[start of Raw data]

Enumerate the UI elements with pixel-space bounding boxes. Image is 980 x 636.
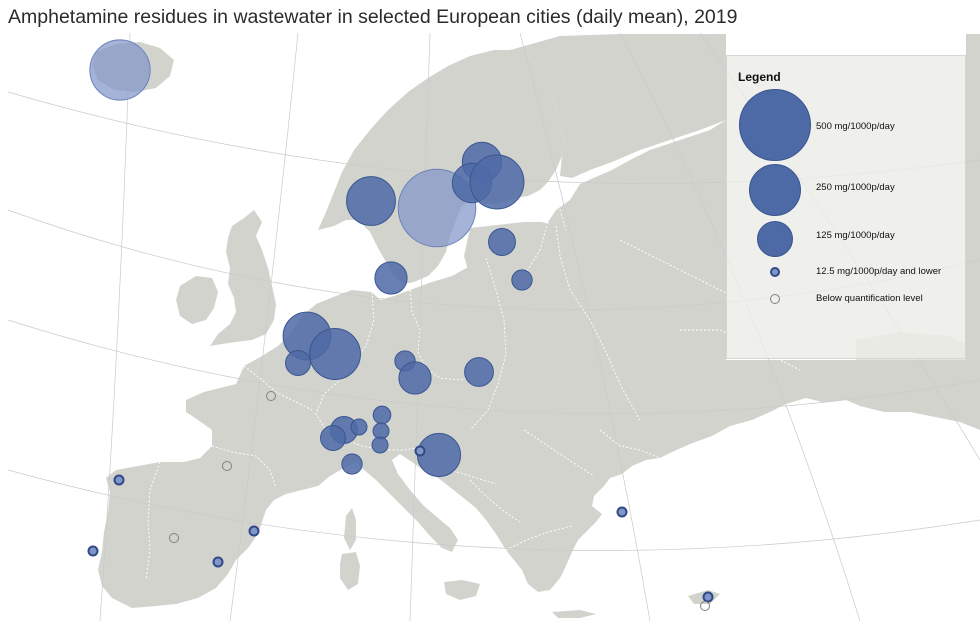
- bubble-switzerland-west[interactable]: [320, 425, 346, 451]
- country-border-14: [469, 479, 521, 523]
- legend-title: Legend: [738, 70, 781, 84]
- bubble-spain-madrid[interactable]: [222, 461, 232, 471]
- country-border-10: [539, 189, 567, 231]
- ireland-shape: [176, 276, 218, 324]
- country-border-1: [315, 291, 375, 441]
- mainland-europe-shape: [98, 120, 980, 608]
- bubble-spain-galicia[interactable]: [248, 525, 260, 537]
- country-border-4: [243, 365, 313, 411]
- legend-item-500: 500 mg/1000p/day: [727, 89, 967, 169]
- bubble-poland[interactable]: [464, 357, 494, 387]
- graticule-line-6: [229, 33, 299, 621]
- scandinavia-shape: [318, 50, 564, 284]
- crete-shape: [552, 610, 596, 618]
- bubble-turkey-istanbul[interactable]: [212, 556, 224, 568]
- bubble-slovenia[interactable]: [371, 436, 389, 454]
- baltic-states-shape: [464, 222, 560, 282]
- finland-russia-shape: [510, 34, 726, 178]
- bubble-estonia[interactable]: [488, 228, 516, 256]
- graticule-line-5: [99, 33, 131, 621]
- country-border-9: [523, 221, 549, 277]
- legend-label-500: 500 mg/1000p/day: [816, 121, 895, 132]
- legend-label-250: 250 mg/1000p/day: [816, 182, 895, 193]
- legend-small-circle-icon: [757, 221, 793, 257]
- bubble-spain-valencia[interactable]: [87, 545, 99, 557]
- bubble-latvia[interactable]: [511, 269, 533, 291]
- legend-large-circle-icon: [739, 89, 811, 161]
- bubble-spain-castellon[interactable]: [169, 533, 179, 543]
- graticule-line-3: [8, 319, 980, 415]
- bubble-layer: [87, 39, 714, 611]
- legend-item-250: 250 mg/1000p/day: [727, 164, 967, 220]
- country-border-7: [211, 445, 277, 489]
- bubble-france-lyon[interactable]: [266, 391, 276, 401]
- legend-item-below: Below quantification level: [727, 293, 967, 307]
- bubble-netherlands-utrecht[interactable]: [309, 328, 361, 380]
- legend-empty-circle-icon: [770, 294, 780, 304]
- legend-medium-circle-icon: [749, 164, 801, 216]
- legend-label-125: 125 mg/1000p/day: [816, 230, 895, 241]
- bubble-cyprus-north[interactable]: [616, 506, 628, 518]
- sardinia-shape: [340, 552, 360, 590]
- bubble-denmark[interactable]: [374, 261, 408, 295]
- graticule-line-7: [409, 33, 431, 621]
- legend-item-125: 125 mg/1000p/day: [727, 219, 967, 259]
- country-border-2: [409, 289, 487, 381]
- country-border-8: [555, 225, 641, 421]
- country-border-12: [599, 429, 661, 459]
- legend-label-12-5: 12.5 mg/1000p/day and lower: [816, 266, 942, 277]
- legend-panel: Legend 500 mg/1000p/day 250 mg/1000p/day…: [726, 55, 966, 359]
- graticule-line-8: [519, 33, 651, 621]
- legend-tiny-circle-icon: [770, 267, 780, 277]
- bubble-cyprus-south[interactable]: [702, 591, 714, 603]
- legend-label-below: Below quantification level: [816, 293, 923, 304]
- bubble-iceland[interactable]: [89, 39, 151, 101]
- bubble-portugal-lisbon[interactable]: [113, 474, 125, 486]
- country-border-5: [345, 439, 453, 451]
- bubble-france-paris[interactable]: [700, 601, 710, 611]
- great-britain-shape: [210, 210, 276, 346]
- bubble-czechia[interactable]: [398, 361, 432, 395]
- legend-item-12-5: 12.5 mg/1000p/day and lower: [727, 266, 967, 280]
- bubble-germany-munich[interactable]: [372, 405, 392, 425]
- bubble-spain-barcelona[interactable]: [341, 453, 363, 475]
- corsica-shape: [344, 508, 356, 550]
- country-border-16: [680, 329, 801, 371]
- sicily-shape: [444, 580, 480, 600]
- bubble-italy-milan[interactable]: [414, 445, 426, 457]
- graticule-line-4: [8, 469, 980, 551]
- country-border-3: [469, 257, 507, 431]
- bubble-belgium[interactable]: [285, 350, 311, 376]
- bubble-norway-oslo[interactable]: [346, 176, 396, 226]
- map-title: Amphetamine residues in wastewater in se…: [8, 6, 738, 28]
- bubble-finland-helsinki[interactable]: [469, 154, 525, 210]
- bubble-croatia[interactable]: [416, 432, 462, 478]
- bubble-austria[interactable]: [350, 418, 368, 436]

[end of Raw data]

## Your instructions
Give every line of the data as a JSON list of strings, one string per line, leaving out blank lines and the pictures.

## Answer in full
[
  "Enumerate the UI elements with pixel-space bounding boxes. Image is 980 x 636.",
  "- bubble-switzerland-west[interactable]: [320, 425, 346, 451]",
  "- country-border-14: [469, 479, 521, 523]",
  "- legend-title: Legend: [738, 70, 781, 84]",
  "- bubble-spain-madrid[interactable]: [222, 461, 232, 471]",
  "- country-border-10: [539, 189, 567, 231]",
  "- ireland-shape: [176, 276, 218, 324]",
  "- country-border-1: [315, 291, 375, 441]",
  "- mainland-europe-shape: [98, 120, 980, 608]",
  "- bubble-spain-galicia[interactable]: [248, 525, 260, 537]",
  "- country-border-4: [243, 365, 313, 411]",
  "- legend-item-500: 500 mg/1000p/day: [727, 89, 967, 169]",
  "- bubble-poland[interactable]: [464, 357, 494, 387]",
  "- graticule-line-6: [229, 33, 299, 621]",
  "- scandinavia-shape: [318, 50, 564, 284]",
  "- crete-shape: [552, 610, 596, 618]",
  "- bubble-turkey-istanbul[interactable]: [212, 556, 224, 568]",
  "- bubble-slovenia[interactable]: [371, 436, 389, 454]",
  "- baltic-states-shape: [464, 222, 560, 282]",
  "- finland-russia-shape: [510, 34, 726, 178]",
  "- bubble-estonia[interactable]: [488, 228, 516, 256]",
  "- graticule-line-5: [99, 33, 131, 621]",
  "- country-border-9: [523, 221, 549, 277]",
  "- legend-label-500: 500 mg/1000p/day: [816, 121, 895, 132]",
  "- legend-label-250: 250 mg/1000p/day: [816, 182, 895, 193]",
  "- legend-small-circle-icon: [757, 221, 793, 257]",
  "- bubble-spain-valencia[interactable]: [87, 545, 99, 557]",
  "- bubble-latvia[interactable]: [511, 269, 533, 291]",
  "- legend-large-circle-icon: [739, 89, 811, 161]",
  "- bubble-spain-castellon[interactable]: [169, 533, 179, 543]",
  "- graticule-line-3: [8, 319, 980, 415]",
  "- bubble-layer: [87, 39, 714, 611]",
  "- legend-item-250: 250 mg/1000p/day: [727, 164, 967, 220]",
  "- country-border-7: [211, 445, 277, 489]",
  "- bubble-france-lyon[interactable]: [266, 391, 276, 401]",
  "- legend-item-below: Below quantification level: [727, 293, 967, 307]",
  "- bubble-netherlands-utrecht[interactable]: [309, 328, 361, 380]",
  "- legend-empty-circle-icon: [770, 294, 780, 304]",
  "- legend-medium-circle-icon: [749, 164, 801, 216]",
  "- legend-label-125: 125 mg/1000p/day: [816, 230, 895, 241]",
  "- bubble-cyprus-north[interactable]: [616, 506, 628, 518]",
  "- sardinia-shape: [340, 552, 360, 590]",
  "- bubble-denmark[interactable]: [374, 261, 408, 295]",
  "- graticule-line-7: [409, 33, 431, 621]",
  "- legend-item-125: 125 mg/1000p/day: [727, 219, 967, 259]",
  "- country-border-2: [409, 289, 487, 381]",
  "- country-border-8: [555, 225, 641, 421]",
  "- country-border-12: [599, 429, 661, 459]",
  "- legend-label-12-5: 12.5 mg/1000p/day and lower: [816, 266, 942, 277]",
  "- legend-panel: Legend 500 mg/1000p/day 250 mg/1000p/day…: [726, 55, 966, 359]",
  "- graticule-line-8: [519, 33, 651, 621]",
  "- legend-tiny-circle-icon: [770, 267, 780, 277]",
  "- bubble-cyprus-south[interactable]: [702, 591, 714, 603]",
  "- legend-label-below: Below quantification level: [816, 293, 923, 304]",
  "- bubble-iceland[interactable]: [89, 39, 151, 101]",
  "- bubble-portugal-lisbon[interactable]: [113, 474, 125, 486]",
  "- country-border-5: [345, 439, 453, 451]",
  "- bubble-france-paris[interactable]: [700, 601, 710, 611]",
  "- great-britain-shape: [210, 210, 276, 346]",
  "- bubble-czechia[interactable]: [398, 361, 432, 395]",
  "- legend-item-12-5: 12.5 mg/1000p/day and lower: [727, 266, 967, 280]",
  "- bubble-germany-munich[interactable]: [372, 405, 392, 425]",
  "- bubble-spain-barcelona[interactable]: [341, 453, 363, 475]",
  "- corsica-shape: [344, 508, 356, 550]",
  "- country-border-16: [680, 329, 801, 371]",
  "- sicily-shape: [444, 580, 480, 600]",
  "- bubble-italy-milan[interactable]: [414, 445, 426, 457]",
  "- graticule-line-4: [8, 469, 980, 551]",
  "- country-border-3: [469, 257, 507, 431]",
  "- bubble-belgium[interactable]: [285, 350, 311, 376]",
  "- bubble-norway-oslo[interactable]: [346, 176, 396, 226]",
  "- map-title: Amphetamine residues in wastewater in se…: [8, 6, 738, 28]",
  "- bubble-finland-helsinki[interactable]: [469, 154, 525, 210]",
  "- bubble-croatia[interactable]: [416, 432, 462, 478]",
  "- bubble-austria[interactable]: [350, 418, 368, 436]"
]